--- PASSAGE GIVEN ---
┄┄┄┄┄┄

Forum Moderators: phranque

Message Too Old, No Replies

ZenCart Bad Redirection Advice

         

g1smd

8:15 pm on Mar 1, 2010 (gmt 0)

WebmasterWorld Senior Member 10+ Year Member Top Contributors Of The Month



Found in the 'extras' folder of a ZenCart install that I had the 'pleasure' of fixing up last week...

Filename: htaccess_for_page_not_found_redirects.htaccess


# replace www.EXAMPLE.COM with your website address.
# be sure to add any extra paths required to locate the index.php
# then relocate this file to the root of your store's folders, and rename it as .htaccess

ErrorDocument 404 http://www.EXAMPLE.COM/index.php?main_page=page_not_found


The above code forces a 302 redirect; the browser makes a new request for that new URL and if a '200 OK' HTTP status code is then returned, the 'non-existent' pages will continue to be indexed.

Even if that second URL request does result in a '404 Not Found' HTTP status code being returned, the prior 302 redirect has already done the damage in not directly returning a 404 status at the originally requested URL.

┄┄┄┄┄┄

--- LIST OF TASKS ---
(1) Write out everything in the ZenCart redirection post from "# replace www.EXAMPLE.COM" down to "to be indexed.", word for word.
(2) Resume the ZenCart redirection post after its final sentence and continue it.

--- COLLECTED DATA ---
┄┄┄┄┄┄

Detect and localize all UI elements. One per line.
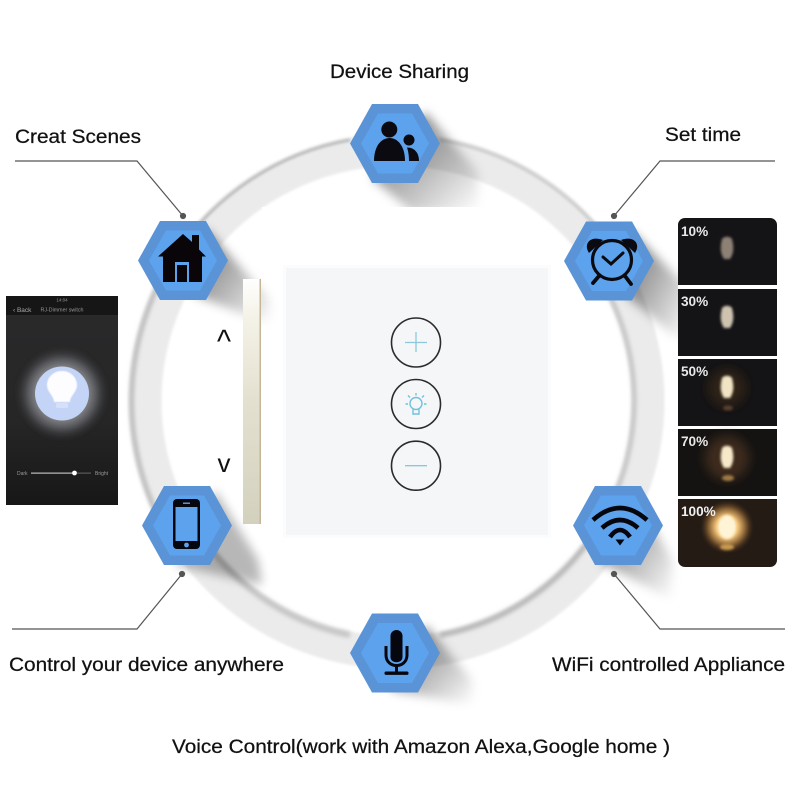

┄┄┄┄┄┄

--- THE RESULTS ---
(1)
# replace www.EXAMPLE.COM with your website address.
# be sure to add any extra paths required to locate the index.php
# then relocate this file to the root of your store's folders, and rename it as .htaccess

ErrorDocument 404 http://www.EXAMPLE.COM/index.php?main_page=page_not_found


The above code forces a 302 redirect; the browser makes a new request for that new URL and if a '200 OK' HTTP status code is then returned, the 'non-existent' pages will continue to be indexed.

(2)
That code should, of course, be:

ErrorDocument 404 [b]/[/b]index.php?main_page=page_not_found


at the very least, but in case of failure of the PHP scripting itself, the error document would be much better off as a static HTML file.

I am now wondering how many tens of thousands of sites have this incorrect code installed?

g1smd

12:12 am on Mar 2, 2010 (gmt 0)

WebmasterWorld Senior Member 10+ Year Member Top Contributors Of The Month



Site has a large number of
http://www.example.com/index.php?main_page=popup_image&pID=48000 
type URLs indexed.

These are popup images linked from product pages. When visited from SERPs, they have no way to un-popup, and no links back to the product page, the category page or the root index page of the site. There's no way into the rest of the site from these things.

One swift fix was to simply add:

Disallow: /?main_page=popup_image
Disallow: /index.php?main_page=popup_image


to the robots.txt file.

g1smd

7:59 am on Mar 2, 2010 (gmt 0)

WebmasterWorld Senior Member 10+ Year Member Top Contributors Of The Month



I can visibly see that pages are slow to load and/or render beyond loading the top header and left side navigation.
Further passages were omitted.